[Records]

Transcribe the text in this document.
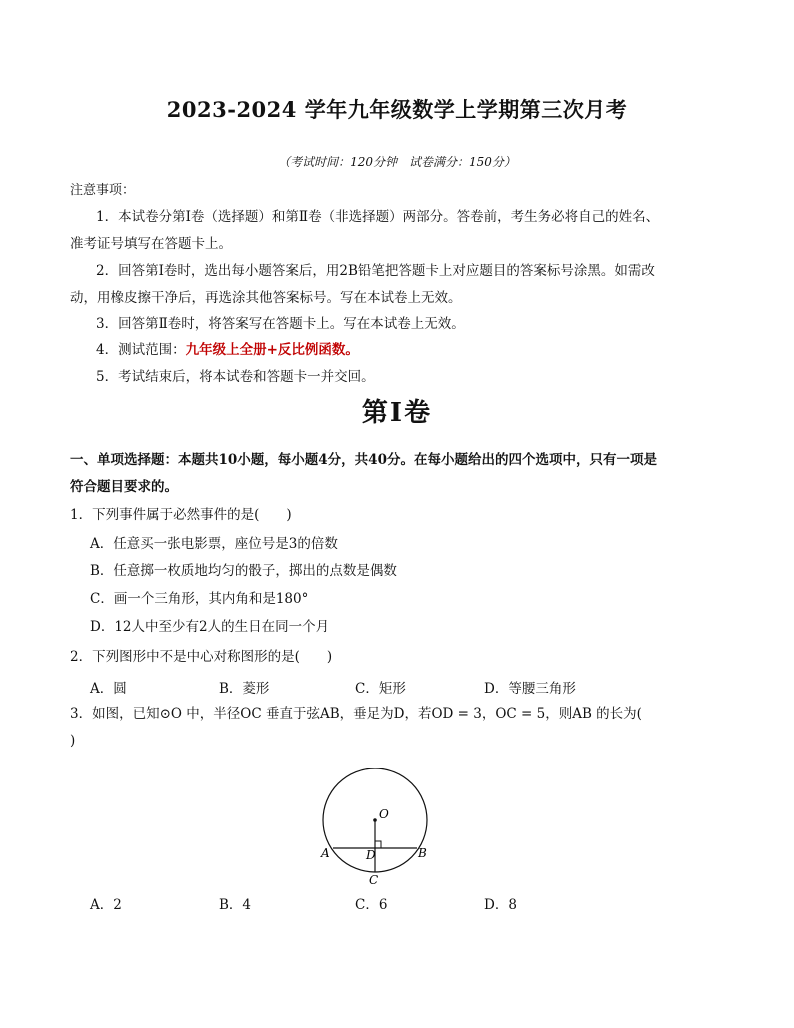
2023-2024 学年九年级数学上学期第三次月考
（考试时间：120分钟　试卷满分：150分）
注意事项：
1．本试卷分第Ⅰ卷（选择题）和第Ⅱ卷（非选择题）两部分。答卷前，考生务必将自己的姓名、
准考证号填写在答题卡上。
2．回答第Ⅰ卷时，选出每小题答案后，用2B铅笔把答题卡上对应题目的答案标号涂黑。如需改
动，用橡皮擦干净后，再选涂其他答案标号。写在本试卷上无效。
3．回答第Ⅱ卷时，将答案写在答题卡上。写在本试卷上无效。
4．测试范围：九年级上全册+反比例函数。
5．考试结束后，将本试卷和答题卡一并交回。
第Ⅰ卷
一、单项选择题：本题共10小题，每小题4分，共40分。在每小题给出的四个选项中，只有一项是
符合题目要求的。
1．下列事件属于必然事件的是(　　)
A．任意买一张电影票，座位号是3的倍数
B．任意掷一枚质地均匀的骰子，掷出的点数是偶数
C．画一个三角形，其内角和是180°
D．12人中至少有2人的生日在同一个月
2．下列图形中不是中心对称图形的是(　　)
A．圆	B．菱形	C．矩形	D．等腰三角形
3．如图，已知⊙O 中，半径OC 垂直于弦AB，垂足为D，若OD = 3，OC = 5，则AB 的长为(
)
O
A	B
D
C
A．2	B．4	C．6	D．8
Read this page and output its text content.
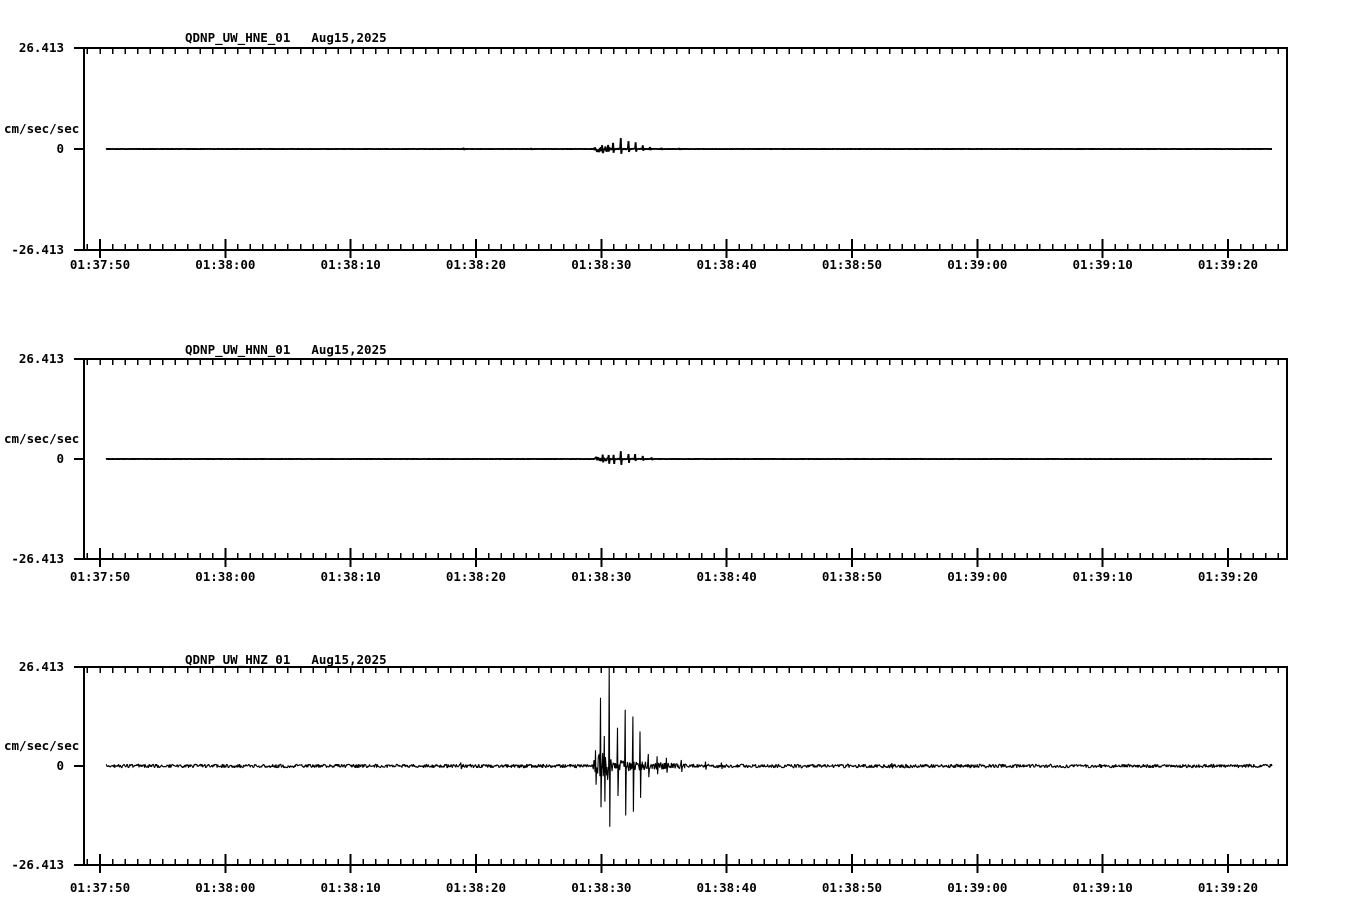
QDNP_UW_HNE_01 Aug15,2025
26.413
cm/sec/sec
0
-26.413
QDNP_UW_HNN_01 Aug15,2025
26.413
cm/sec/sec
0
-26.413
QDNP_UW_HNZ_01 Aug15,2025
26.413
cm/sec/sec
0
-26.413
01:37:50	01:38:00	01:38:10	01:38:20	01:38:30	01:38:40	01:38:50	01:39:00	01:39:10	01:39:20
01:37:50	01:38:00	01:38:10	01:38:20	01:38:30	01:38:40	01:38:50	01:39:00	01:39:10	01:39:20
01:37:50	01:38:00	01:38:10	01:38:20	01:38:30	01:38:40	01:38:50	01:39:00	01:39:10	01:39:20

What you need to do: From the material above, gather all lines that include the string "写在本试卷上无效" and copy them.

Expected output:
动，用橡皮擦干净后，再选涂其他答案标号。写在本试卷上无效。
3．回答第Ⅱ卷时，将答案写在答题卡上。写在本试卷上无效。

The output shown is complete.